══ PROVIDED DATA ══

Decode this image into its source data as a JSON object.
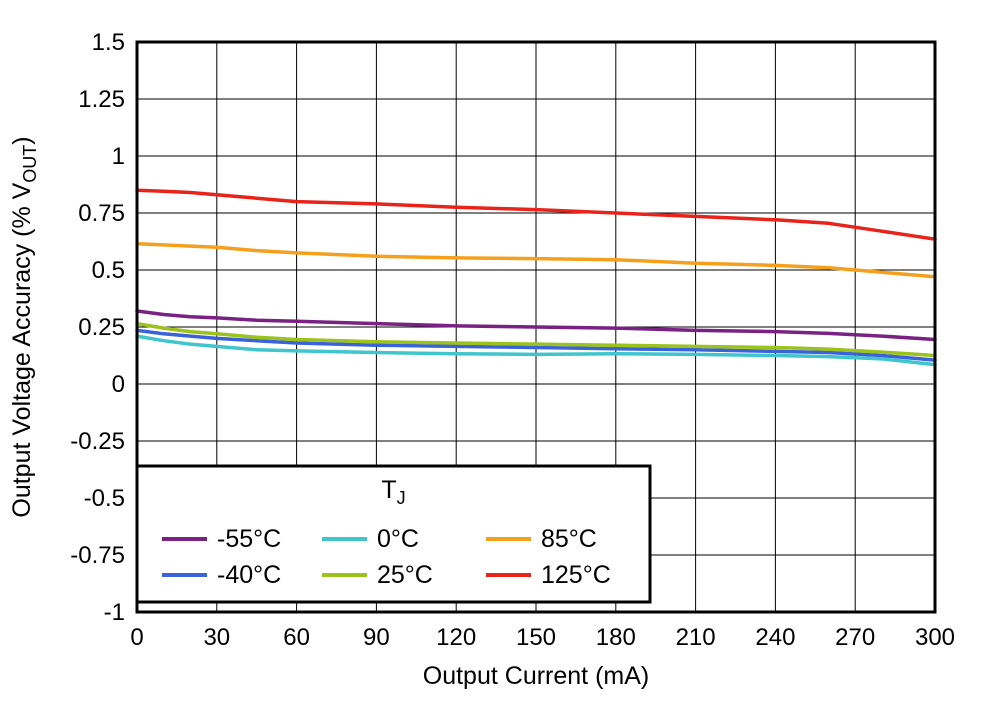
{
  "chart_data": {
    "type": "line",
    "title": "",
    "xlabel": "Output Current (mA)",
    "ylabel": {
      "pre": "Output Voltage Accuracy (% V",
      "sub": "OUT",
      "post": ")"
    },
    "xlim": [
      0,
      300
    ],
    "ylim": [
      -1,
      1.5
    ],
    "xticks": [
      0,
      30,
      60,
      90,
      120,
      150,
      180,
      210,
      240,
      270,
      300
    ],
    "yticks": [
      -1,
      -0.75,
      -0.5,
      -0.25,
      0,
      0.25,
      0.5,
      0.75,
      1,
      1.25,
      1.5
    ],
    "yticklabels": [
      "-1",
      "-0.75",
      "-0.5",
      "-0.25",
      "0",
      "0.25",
      "0.5",
      "0.75",
      "1",
      "1.25",
      "1.5"
    ],
    "grid": true,
    "x": [
      0,
      10,
      20,
      30,
      45,
      60,
      90,
      120,
      150,
      180,
      210,
      240,
      260,
      280,
      300
    ],
    "series": [
      {
        "name": "-55°C",
        "color": "#792283",
        "values": [
          0.32,
          0.305,
          0.295,
          0.29,
          0.28,
          0.275,
          0.265,
          0.255,
          0.25,
          0.245,
          0.235,
          0.23,
          0.222,
          0.21,
          0.195
        ]
      },
      {
        "name": "-40°C",
        "color": "#3A62D9",
        "values": [
          0.235,
          0.22,
          0.21,
          0.2,
          0.19,
          0.18,
          0.17,
          0.165,
          0.16,
          0.155,
          0.15,
          0.143,
          0.138,
          0.125,
          0.105
        ]
      },
      {
        "name": "0°C",
        "color": "#3EC6CC",
        "values": [
          0.21,
          0.19,
          0.175,
          0.165,
          0.15,
          0.145,
          0.138,
          0.133,
          0.13,
          0.133,
          0.13,
          0.125,
          0.12,
          0.11,
          0.085
        ]
      },
      {
        "name": "25°C",
        "color": "#9CC21C",
        "values": [
          0.265,
          0.245,
          0.23,
          0.22,
          0.205,
          0.195,
          0.185,
          0.18,
          0.175,
          0.17,
          0.165,
          0.16,
          0.153,
          0.14,
          0.125
        ]
      },
      {
        "name": "85°C",
        "color": "#F4A01D",
        "values": [
          0.615,
          0.61,
          0.605,
          0.6,
          0.585,
          0.575,
          0.56,
          0.553,
          0.55,
          0.545,
          0.53,
          0.52,
          0.51,
          0.49,
          0.47
        ]
      },
      {
        "name": "125°C",
        "color": "#E8231A",
        "values": [
          0.85,
          0.845,
          0.84,
          0.83,
          0.815,
          0.8,
          0.79,
          0.775,
          0.765,
          0.75,
          0.735,
          0.72,
          0.705,
          0.67,
          0.635
        ]
      }
    ],
    "legend": {
      "position": "bottom-left",
      "title_pre": "T",
      "title_sub": "J",
      "entries": [
        {
          "label": "-55°C",
          "color": "#792283",
          "col": 0,
          "row": 0
        },
        {
          "label": "-40°C",
          "color": "#3A62D9",
          "col": 0,
          "row": 1
        },
        {
          "label": "0°C",
          "color": "#3EC6CC",
          "col": 1,
          "row": 0
        },
        {
          "label": "25°C",
          "color": "#9CC21C",
          "col": 1,
          "row": 1
        },
        {
          "label": "85°C",
          "color": "#F4A01D",
          "col": 2,
          "row": 0
        },
        {
          "label": "125°C",
          "color": "#E8231A",
          "col": 2,
          "row": 1
        }
      ]
    },
    "axis_color": "#000000",
    "grid_color": "#000000",
    "background_color": "#ffffff"
  }
}
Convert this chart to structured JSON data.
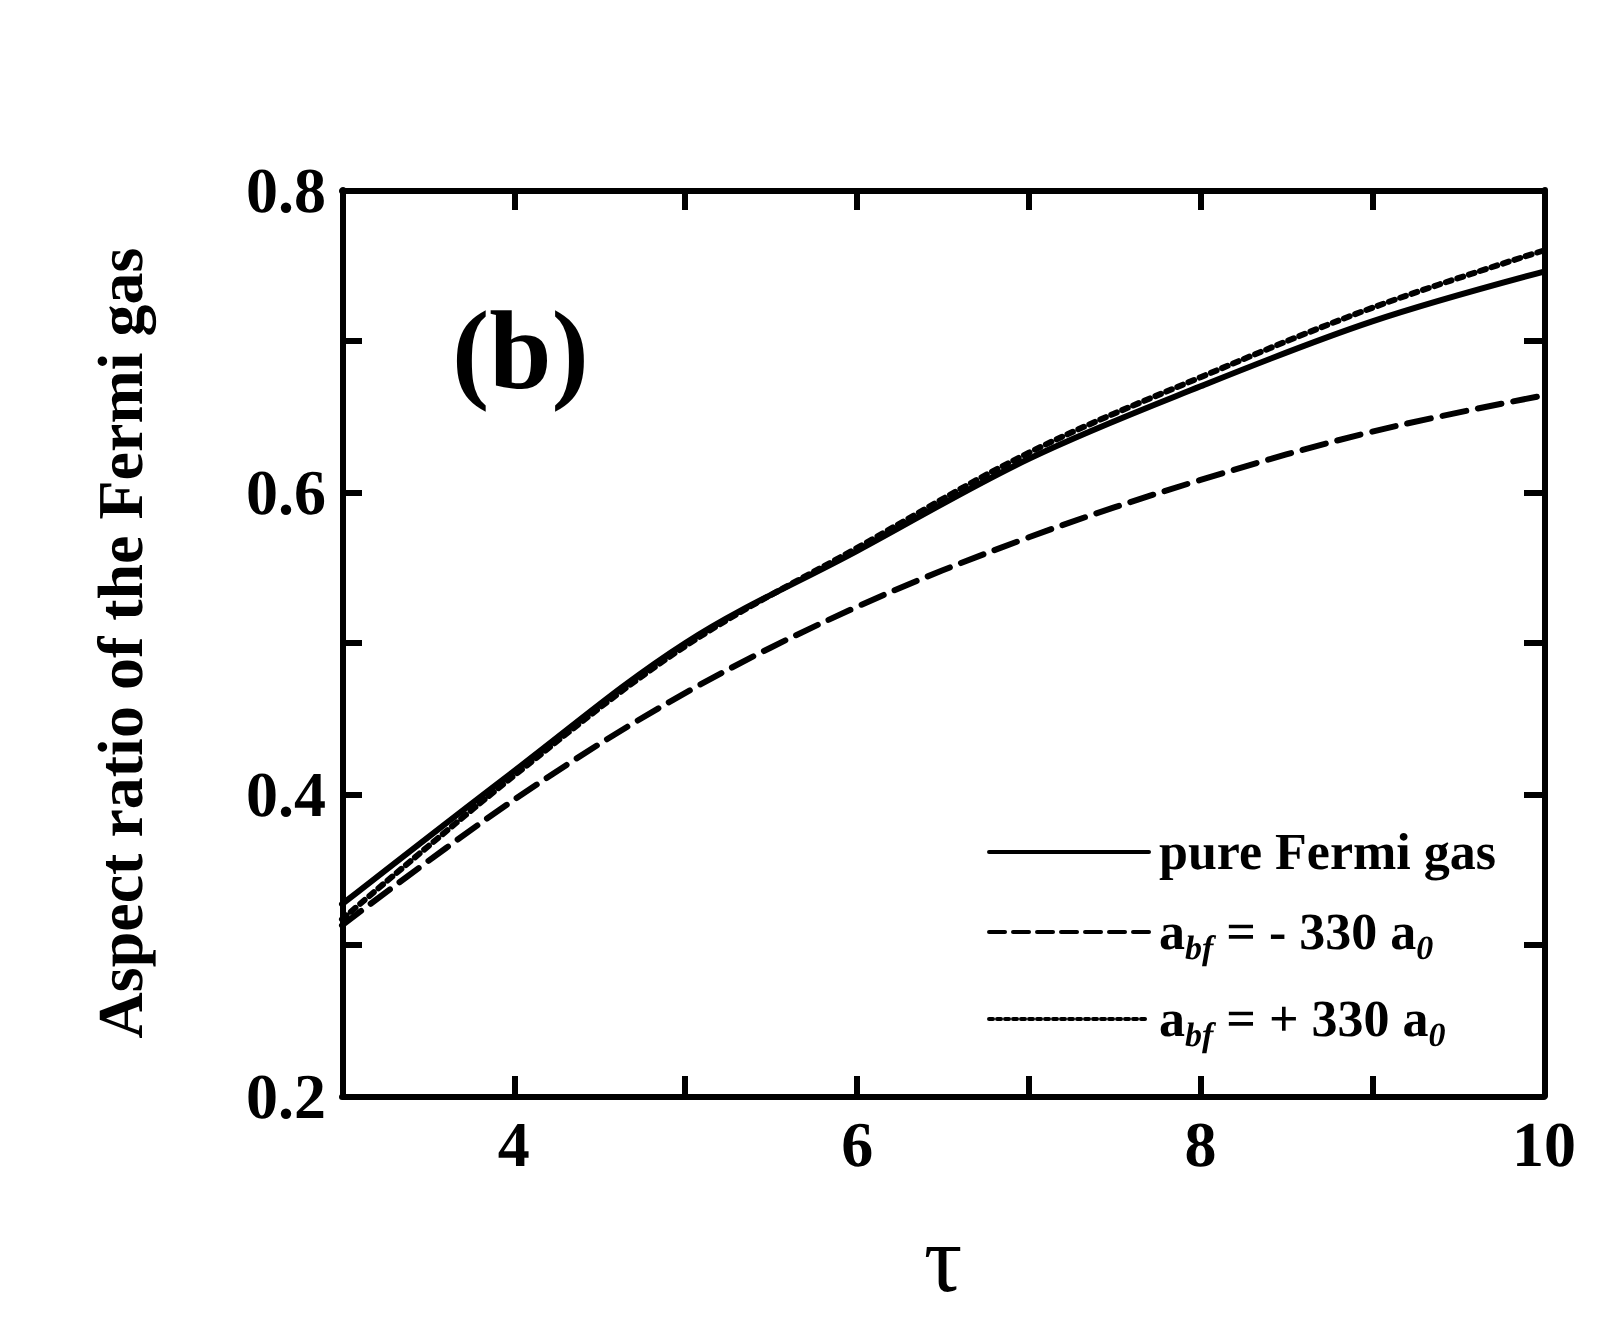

═══

> **TASK REQUIREMENTS**
Will you restate every entry word for word and omit the images?

> **EXERCISE SOLUTION**
Decode this image into its source data as a JSON object.
{
  "chart_data": {
    "type": "line",
    "title": "",
    "xlabel": "Output Current (mA)",
    "ylabel": {
      "pre": "Output Voltage Accuracy (% V",
      "sub": "OUT",
      "post": ")"
    },
    "xlim": [
      0,
      300
    ],
    "ylim": [
      -1,
      1.5
    ],
    "xticks": [
      0,
      30,
      60,
      90,
      120,
      150,
      180,
      210,
      240,
      270,
      300
    ],
    "yticks": [
      -1,
      -0.75,
      -0.5,
      -0.25,
      0,
      0.25,
      0.5,
      0.75,
      1,
      1.25,
      1.5
    ],
    "yticklabels": [
      "-1",
      "-0.75",
      "-0.5",
      "-0.25",
      "0",
      "0.25",
      "0.5",
      "0.75",
      "1",
      "1.25",
      "1.5"
    ],
    "grid": true,
    "x": [
      0,
      10,
      20,
      30,
      45,
      60,
      90,
      120,
      150,
      180,
      210,
      240,
      260,
      280,
      300
    ],
    "series": [
      {
        "name": "-55°C",
        "color": "#792283",
        "values": [
          0.32,
          0.305,
          0.295,
          0.29,
          0.28,
          0.275,
          0.265,
          0.255,
          0.25,
          0.245,
          0.235,
          0.23,
          0.222,
          0.21,
          0.195
        ]
      },
      {
        "name": "-40°C",
        "color": "#3A62D9",
        "values": [
          0.235,
          0.22,
          0.21,
          0.2,
          0.19,
          0.18,
          0.17,
          0.165,
          0.16,
          0.155,
          0.15,
          0.143,
          0.138,
          0.125,
          0.105
        ]
      },
      {
        "name": "0°C",
        "color": "#3EC6CC",
        "values": [
          0.21,
          0.19,
          0.175,
          0.165,
          0.15,
          0.145,
          0.138,
          0.133,
          0.13,
          0.133,
          0.13,
          0.125,
          0.12,
          0.11,
          0.085
        ]
      },
      {
        "name": "25°C",
        "color": "#9CC21C",
        "values": [
          0.265,
          0.245,
          0.23,
          0.22,
          0.205,
          0.195,
          0.185,
          0.18,
          0.175,
          0.17,
          0.165,
          0.16,
          0.153,
          0.14,
          0.125
        ]
      },
      {
        "name": "85°C",
        "color": "#F4A01D",
        "values": [
          0.615,
          0.61,
          0.605,
          0.6,
          0.585,
          0.575,
          0.56,
          0.553,
          0.55,
          0.545,
          0.53,
          0.52,
          0.51,
          0.49,
          0.47
        ]
      },
      {
        "name": "125°C",
        "color": "#E8231A",
        "values": [
          0.85,
          0.845,
          0.84,
          0.83,
          0.815,
          0.8,
          0.79,
          0.775,
          0.765,
          0.75,
          0.735,
          0.72,
          0.705,
          0.67,
          0.635
        ]
      }
    ],
    "legend": {
      "position": "bottom-left",
      "title_pre": "T",
      "title_sub": "J",
      "entries": [
        {
          "label": "-55°C",
          "color": "#792283",
          "col": 0,
          "row": 0
        },
        {
          "label": "-40°C",
          "color": "#3A62D9",
          "col": 0,
          "row": 1
        },
        {
          "label": "0°C",
          "color": "#3EC6CC",
          "col": 1,
          "row": 0
        },
        {
          "label": "25°C",
          "color": "#9CC21C",
          "col": 1,
          "row": 1
        },
        {
          "label": "85°C",
          "color": "#F4A01D",
          "col": 2,
          "row": 0
        },
        {
          "label": "125°C",
          "color": "#E8231A",
          "col": 2,
          "row": 1
        }
      ]
    },
    "axis_color": "#000000",
    "grid_color": "#000000",
    "background_color": "#ffffff"
  }
}
Convert this chart to structured JSON data.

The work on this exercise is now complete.